── Data to use

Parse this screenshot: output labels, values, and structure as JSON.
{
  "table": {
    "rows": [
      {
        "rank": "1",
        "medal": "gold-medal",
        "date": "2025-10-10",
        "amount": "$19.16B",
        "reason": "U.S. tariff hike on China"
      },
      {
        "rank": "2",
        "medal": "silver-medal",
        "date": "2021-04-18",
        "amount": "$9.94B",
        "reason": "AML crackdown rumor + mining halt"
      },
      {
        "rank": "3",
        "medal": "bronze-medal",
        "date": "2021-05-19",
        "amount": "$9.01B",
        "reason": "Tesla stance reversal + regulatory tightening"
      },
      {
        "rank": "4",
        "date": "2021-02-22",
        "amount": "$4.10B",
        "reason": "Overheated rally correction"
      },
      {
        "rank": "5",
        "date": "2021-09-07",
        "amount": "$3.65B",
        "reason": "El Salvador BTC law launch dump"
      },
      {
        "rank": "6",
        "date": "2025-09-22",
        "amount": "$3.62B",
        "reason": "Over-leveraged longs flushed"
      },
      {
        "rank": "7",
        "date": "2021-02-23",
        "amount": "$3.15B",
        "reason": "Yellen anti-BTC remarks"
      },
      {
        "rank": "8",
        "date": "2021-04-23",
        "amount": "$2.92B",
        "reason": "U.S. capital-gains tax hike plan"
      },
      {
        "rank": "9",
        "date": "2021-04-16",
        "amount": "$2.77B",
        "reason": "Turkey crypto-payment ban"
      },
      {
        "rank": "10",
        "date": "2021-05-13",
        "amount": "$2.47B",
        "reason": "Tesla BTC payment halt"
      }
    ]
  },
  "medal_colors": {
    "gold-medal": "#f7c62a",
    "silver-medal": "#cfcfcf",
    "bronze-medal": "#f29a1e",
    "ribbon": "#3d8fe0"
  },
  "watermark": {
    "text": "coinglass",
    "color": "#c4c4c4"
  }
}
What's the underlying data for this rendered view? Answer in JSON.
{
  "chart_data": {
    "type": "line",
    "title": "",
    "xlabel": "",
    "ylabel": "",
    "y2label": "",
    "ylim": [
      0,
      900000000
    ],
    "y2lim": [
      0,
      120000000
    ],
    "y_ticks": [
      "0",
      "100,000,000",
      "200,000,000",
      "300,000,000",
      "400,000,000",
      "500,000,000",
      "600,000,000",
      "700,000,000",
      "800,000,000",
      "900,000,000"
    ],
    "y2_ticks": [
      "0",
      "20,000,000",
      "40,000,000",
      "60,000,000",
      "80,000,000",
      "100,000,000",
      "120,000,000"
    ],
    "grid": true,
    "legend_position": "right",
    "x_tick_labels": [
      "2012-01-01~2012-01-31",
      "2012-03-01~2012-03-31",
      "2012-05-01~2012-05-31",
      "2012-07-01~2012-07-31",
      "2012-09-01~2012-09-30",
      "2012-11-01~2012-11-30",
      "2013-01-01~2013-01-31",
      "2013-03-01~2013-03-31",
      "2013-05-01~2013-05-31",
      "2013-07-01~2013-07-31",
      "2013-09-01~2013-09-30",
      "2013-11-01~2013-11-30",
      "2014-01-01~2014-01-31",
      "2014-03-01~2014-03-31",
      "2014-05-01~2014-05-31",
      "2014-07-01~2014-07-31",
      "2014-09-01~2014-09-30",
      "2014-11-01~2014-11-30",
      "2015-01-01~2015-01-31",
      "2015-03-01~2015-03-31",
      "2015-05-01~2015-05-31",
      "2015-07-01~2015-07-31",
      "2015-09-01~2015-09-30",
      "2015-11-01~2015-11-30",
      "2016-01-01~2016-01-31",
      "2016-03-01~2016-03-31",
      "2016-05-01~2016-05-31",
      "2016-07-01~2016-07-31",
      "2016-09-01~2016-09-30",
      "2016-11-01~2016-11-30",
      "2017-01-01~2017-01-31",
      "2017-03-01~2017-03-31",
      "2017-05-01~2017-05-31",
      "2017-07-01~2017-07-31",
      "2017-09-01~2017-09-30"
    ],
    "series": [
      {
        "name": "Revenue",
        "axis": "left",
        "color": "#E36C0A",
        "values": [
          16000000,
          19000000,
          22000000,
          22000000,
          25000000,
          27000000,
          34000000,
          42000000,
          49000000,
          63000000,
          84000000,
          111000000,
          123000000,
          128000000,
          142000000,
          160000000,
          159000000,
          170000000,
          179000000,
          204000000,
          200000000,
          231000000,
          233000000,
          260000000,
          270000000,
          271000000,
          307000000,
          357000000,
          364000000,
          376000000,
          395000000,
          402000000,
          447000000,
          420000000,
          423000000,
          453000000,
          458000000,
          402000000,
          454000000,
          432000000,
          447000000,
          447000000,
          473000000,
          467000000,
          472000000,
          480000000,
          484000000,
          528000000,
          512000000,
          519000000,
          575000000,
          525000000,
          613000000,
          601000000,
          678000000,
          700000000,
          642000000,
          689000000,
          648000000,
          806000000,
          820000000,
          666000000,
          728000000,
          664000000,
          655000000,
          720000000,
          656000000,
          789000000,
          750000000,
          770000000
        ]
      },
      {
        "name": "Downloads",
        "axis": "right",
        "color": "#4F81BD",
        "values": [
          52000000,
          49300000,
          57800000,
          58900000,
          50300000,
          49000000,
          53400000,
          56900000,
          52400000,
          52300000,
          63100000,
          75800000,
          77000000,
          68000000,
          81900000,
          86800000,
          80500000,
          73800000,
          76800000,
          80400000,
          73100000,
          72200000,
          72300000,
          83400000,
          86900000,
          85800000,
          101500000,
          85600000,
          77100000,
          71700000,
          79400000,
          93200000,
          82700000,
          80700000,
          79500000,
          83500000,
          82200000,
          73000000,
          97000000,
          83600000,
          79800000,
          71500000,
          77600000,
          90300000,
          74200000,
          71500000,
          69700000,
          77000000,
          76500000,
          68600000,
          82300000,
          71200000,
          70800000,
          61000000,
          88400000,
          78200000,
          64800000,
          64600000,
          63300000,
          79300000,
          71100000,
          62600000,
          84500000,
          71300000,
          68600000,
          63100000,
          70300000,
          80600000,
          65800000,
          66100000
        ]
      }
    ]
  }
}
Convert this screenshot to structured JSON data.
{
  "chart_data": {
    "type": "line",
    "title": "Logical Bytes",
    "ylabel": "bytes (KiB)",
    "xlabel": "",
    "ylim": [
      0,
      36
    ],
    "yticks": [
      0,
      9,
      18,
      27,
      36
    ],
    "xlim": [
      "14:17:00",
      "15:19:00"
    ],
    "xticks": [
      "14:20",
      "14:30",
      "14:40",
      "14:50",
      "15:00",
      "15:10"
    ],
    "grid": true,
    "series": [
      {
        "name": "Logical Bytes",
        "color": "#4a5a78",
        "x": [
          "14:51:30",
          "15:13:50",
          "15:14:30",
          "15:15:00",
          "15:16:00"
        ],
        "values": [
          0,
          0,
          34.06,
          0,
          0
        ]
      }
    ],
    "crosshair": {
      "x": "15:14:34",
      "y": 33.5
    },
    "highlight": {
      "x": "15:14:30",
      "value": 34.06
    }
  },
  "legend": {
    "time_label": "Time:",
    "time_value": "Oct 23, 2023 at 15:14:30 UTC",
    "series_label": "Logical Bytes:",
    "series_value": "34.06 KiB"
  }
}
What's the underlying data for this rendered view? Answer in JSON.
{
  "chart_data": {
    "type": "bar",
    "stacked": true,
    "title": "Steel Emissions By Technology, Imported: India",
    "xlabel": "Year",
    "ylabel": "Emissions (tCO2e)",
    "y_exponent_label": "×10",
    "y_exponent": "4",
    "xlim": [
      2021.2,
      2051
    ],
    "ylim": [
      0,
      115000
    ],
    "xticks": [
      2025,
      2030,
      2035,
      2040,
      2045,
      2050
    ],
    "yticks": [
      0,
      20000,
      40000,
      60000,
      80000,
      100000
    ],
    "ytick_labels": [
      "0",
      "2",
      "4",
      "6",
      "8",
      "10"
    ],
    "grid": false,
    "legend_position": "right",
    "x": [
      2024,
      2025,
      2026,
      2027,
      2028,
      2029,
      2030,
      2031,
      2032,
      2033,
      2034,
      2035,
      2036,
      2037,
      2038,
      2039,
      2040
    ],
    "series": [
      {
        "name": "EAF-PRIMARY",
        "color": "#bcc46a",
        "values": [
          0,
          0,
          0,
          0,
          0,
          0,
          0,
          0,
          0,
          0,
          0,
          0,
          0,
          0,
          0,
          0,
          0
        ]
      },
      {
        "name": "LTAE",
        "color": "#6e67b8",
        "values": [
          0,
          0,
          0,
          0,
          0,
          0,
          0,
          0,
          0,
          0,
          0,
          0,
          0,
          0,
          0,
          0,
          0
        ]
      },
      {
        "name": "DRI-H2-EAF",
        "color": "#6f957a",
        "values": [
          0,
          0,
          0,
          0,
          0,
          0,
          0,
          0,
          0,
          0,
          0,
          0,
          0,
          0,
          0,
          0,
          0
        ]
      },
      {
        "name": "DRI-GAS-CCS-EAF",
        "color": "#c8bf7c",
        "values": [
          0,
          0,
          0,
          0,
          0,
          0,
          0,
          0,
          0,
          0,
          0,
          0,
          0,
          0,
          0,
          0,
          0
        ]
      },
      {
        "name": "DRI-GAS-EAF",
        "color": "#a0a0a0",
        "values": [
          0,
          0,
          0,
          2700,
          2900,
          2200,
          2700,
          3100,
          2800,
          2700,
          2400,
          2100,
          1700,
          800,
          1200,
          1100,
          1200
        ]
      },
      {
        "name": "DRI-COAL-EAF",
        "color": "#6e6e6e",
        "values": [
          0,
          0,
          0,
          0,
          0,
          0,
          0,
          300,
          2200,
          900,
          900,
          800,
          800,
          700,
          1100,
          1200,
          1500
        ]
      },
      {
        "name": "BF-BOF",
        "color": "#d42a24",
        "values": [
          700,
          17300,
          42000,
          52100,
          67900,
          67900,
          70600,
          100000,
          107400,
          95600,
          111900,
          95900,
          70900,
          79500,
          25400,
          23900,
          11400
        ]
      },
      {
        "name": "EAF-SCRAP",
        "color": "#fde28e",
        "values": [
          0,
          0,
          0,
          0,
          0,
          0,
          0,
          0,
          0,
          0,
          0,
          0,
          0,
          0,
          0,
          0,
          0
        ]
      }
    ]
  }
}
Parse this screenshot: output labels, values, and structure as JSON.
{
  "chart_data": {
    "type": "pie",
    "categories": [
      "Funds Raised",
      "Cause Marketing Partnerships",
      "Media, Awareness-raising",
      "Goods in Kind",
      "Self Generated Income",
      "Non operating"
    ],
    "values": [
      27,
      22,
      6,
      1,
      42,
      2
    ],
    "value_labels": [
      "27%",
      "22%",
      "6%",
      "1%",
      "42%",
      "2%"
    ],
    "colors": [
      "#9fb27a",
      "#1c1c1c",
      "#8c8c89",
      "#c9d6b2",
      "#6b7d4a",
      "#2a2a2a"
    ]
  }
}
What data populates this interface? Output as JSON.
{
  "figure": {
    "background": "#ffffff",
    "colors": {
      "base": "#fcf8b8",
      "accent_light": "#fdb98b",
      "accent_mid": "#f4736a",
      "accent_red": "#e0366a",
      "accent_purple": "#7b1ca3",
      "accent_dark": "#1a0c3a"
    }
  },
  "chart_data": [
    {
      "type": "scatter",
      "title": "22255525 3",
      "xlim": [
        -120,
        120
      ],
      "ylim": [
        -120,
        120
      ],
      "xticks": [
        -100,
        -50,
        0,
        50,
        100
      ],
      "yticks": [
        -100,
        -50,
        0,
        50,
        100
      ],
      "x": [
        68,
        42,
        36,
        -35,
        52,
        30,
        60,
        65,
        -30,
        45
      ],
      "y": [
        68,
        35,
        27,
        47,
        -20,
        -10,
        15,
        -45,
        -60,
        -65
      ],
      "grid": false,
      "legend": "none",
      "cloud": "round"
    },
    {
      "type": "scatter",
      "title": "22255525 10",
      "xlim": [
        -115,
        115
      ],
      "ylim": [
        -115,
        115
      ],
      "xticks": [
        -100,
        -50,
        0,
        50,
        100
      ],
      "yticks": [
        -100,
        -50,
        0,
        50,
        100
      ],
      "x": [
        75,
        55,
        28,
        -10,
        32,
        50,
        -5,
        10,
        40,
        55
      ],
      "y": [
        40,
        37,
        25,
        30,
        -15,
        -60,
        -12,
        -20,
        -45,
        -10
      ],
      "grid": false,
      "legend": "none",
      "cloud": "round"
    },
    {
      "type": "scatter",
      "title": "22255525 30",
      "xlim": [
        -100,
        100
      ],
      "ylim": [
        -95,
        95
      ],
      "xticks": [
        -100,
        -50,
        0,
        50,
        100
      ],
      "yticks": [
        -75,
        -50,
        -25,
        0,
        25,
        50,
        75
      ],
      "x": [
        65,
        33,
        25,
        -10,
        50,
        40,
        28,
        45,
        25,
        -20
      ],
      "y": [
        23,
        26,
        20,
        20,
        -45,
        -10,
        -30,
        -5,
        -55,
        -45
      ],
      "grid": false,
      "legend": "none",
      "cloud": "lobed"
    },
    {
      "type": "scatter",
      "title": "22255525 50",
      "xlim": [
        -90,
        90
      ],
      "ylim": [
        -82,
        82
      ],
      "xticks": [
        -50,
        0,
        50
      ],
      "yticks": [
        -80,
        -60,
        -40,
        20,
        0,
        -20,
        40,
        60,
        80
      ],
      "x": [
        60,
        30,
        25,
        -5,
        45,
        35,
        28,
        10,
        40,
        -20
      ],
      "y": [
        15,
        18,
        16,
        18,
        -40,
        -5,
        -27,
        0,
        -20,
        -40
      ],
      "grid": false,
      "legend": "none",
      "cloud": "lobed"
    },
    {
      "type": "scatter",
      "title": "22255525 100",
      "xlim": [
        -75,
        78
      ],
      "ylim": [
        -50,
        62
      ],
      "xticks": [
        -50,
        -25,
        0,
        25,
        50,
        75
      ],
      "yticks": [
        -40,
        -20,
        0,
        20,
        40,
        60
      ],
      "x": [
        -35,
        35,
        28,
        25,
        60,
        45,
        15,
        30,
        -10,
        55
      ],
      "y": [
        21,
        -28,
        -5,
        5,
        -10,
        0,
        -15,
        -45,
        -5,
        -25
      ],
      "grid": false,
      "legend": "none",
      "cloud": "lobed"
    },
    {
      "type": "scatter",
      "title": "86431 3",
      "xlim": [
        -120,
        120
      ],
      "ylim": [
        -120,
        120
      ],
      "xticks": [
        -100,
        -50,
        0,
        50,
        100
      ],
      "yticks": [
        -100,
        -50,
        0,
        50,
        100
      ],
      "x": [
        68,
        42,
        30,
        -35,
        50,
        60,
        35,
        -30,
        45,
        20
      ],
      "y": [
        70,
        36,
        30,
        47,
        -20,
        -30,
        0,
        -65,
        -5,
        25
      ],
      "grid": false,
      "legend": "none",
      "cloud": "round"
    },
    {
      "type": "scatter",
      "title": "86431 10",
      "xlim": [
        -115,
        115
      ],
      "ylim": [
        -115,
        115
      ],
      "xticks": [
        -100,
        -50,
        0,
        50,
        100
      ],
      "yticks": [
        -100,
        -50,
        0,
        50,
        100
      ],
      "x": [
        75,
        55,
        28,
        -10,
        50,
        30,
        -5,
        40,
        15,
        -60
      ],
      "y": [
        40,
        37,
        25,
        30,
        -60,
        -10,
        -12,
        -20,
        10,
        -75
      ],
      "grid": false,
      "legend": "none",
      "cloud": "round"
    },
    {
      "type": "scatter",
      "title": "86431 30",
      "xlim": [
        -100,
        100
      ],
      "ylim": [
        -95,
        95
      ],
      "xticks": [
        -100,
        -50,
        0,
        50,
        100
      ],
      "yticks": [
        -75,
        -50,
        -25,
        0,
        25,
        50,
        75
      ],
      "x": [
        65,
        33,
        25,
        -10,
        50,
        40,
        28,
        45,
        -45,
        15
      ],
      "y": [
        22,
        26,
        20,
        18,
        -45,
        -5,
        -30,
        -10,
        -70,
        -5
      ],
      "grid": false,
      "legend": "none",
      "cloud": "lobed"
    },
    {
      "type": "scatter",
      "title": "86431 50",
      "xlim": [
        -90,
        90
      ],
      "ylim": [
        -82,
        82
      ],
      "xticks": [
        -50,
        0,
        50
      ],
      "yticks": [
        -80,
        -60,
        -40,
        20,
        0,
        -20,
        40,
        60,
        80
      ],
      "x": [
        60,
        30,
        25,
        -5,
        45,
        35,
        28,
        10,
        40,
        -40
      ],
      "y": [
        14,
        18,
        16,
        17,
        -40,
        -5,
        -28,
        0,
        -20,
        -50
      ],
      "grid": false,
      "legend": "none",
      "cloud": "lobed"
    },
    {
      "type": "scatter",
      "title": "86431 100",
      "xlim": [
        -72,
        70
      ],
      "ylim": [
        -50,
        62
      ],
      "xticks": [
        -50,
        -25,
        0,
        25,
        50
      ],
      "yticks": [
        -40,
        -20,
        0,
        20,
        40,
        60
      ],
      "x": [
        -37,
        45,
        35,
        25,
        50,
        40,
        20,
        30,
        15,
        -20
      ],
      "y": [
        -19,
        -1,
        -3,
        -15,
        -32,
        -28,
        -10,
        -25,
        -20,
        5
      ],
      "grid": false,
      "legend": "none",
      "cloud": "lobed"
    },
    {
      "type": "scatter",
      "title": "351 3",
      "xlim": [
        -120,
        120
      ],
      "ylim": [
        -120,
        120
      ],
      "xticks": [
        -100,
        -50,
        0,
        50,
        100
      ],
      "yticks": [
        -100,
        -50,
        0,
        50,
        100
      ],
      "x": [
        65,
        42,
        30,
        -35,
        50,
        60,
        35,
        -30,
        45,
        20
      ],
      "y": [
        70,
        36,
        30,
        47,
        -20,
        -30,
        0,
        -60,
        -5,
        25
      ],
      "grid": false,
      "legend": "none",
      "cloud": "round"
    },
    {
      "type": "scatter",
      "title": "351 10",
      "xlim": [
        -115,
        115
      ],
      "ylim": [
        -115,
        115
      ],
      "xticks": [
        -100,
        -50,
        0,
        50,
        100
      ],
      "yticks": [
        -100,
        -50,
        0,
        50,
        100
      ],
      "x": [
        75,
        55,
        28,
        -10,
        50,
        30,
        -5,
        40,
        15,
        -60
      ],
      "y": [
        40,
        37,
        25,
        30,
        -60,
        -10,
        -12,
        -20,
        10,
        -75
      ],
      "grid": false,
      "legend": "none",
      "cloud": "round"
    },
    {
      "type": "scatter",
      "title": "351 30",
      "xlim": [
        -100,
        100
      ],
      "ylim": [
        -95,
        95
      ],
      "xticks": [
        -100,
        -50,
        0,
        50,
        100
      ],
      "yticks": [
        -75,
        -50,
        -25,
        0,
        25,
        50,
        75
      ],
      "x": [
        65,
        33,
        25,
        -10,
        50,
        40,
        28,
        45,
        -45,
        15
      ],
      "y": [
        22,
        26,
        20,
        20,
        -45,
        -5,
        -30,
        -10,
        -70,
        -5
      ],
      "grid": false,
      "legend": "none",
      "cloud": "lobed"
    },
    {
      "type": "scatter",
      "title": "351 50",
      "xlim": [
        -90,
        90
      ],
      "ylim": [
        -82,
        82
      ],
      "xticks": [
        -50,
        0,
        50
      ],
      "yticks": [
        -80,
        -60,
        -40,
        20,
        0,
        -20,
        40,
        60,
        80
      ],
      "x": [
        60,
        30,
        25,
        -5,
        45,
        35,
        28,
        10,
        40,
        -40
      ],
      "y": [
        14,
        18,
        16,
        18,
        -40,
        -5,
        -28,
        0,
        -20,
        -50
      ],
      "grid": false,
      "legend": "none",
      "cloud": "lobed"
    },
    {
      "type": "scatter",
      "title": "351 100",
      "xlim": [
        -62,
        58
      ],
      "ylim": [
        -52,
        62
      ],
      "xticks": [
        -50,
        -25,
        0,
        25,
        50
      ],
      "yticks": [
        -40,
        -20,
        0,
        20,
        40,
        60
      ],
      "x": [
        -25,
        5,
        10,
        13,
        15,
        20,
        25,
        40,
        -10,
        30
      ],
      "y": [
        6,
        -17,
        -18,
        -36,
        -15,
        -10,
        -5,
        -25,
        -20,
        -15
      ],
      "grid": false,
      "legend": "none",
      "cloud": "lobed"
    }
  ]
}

────

* _Problem to work on_
Which lines in the listing above hold the word "Tesla"? Show each of them.

* _Complete answer_
        "reason": "Tesla stance reversal + regulatory tightening"
        "reason": "Tesla BTC payment halt"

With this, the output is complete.